§ PROMPT
Tally the lines in the listing below that include "this". Answer with the count and nothing more.

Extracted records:
START

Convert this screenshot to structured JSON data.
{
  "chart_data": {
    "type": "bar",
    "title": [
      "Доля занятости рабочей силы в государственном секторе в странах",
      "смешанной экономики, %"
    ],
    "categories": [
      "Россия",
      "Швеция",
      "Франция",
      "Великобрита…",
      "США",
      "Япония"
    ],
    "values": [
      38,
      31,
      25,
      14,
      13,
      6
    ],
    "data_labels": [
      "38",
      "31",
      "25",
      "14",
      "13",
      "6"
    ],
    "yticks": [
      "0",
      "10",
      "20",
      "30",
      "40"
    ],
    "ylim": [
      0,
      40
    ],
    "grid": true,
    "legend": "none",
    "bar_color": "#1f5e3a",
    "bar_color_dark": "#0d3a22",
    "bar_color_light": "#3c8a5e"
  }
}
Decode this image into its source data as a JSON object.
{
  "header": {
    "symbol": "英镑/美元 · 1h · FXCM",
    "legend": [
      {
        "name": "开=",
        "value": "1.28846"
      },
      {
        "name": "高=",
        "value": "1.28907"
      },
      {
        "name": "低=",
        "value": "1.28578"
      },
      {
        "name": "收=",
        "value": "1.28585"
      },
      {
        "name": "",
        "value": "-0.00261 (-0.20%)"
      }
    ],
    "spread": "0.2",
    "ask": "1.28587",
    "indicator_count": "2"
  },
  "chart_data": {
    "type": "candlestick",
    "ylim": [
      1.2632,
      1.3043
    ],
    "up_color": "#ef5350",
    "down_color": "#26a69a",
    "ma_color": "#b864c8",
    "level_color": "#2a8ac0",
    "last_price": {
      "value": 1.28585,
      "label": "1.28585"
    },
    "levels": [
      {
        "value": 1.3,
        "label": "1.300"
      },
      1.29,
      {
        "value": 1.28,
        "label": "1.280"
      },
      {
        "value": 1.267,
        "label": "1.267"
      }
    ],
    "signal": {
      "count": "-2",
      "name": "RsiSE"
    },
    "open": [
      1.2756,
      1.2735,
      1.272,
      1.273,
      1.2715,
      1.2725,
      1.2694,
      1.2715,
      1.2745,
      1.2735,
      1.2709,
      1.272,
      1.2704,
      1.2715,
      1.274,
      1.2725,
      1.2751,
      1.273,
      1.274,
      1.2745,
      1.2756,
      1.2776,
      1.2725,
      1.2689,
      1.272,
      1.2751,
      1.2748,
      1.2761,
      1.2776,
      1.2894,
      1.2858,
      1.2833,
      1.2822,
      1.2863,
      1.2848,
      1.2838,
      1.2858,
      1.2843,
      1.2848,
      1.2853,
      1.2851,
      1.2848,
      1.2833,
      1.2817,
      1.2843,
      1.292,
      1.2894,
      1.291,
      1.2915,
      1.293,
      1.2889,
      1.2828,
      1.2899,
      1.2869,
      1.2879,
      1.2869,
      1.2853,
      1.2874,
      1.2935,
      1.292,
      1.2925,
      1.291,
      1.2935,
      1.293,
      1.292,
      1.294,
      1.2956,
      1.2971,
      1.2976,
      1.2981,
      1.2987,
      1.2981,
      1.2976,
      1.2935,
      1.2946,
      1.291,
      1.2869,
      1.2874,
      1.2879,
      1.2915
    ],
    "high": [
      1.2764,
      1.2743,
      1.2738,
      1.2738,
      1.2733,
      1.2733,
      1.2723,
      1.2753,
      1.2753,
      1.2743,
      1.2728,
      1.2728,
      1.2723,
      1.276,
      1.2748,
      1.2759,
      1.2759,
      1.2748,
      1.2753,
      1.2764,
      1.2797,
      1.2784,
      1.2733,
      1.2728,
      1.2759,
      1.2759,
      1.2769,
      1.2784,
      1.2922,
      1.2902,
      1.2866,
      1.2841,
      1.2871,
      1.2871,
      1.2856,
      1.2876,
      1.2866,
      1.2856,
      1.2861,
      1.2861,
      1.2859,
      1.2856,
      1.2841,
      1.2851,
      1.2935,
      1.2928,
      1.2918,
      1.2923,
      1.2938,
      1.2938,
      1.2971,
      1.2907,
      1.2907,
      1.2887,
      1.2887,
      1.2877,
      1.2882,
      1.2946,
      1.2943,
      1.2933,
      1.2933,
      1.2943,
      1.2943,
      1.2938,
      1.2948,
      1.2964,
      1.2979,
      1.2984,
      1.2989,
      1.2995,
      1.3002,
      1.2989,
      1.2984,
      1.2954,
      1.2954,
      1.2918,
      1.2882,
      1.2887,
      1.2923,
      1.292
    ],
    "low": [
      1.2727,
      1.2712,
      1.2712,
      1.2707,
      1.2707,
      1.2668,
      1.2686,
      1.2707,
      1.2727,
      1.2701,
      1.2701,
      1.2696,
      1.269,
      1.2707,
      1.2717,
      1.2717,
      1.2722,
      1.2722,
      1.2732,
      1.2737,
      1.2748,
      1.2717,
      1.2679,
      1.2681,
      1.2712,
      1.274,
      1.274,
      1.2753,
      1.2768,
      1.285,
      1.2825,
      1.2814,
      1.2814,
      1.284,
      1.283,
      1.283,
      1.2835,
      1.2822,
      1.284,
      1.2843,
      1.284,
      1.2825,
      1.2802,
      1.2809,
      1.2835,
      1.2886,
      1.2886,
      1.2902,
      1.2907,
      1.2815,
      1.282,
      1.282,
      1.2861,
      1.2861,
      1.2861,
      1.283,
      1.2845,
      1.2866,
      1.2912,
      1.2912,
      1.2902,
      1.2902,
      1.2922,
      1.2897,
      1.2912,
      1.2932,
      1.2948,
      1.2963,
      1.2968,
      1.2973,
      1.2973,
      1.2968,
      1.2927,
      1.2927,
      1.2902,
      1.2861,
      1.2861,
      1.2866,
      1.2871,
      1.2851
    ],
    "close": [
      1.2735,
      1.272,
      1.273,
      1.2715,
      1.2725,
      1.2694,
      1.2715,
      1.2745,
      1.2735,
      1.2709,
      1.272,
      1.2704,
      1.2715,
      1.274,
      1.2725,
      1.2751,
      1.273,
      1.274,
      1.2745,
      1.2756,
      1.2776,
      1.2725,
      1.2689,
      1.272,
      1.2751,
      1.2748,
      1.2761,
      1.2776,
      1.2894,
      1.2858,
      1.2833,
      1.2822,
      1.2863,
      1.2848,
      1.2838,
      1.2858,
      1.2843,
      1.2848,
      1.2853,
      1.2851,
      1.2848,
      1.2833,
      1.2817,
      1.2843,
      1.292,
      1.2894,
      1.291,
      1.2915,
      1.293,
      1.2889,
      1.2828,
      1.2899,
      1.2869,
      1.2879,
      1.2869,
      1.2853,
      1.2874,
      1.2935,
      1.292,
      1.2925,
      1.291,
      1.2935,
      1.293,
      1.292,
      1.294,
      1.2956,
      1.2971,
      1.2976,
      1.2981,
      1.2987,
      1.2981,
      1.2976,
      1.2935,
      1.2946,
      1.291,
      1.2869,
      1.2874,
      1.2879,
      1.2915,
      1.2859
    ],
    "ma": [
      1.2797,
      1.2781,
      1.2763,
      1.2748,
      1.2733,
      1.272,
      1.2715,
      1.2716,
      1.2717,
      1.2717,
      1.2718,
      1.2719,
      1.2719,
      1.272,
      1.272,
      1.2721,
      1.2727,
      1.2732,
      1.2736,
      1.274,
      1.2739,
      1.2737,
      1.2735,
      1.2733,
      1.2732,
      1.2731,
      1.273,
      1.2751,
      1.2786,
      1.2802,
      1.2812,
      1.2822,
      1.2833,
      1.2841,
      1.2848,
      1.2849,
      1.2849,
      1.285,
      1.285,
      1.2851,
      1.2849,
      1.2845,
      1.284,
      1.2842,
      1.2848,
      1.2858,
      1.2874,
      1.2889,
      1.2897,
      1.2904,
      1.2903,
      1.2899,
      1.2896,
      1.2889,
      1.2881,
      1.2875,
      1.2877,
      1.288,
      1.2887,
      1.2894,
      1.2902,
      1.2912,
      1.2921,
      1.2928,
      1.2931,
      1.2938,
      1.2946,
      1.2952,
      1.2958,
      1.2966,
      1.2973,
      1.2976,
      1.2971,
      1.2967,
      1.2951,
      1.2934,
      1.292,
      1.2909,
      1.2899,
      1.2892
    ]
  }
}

END

§ THE COMPLETED TASK
2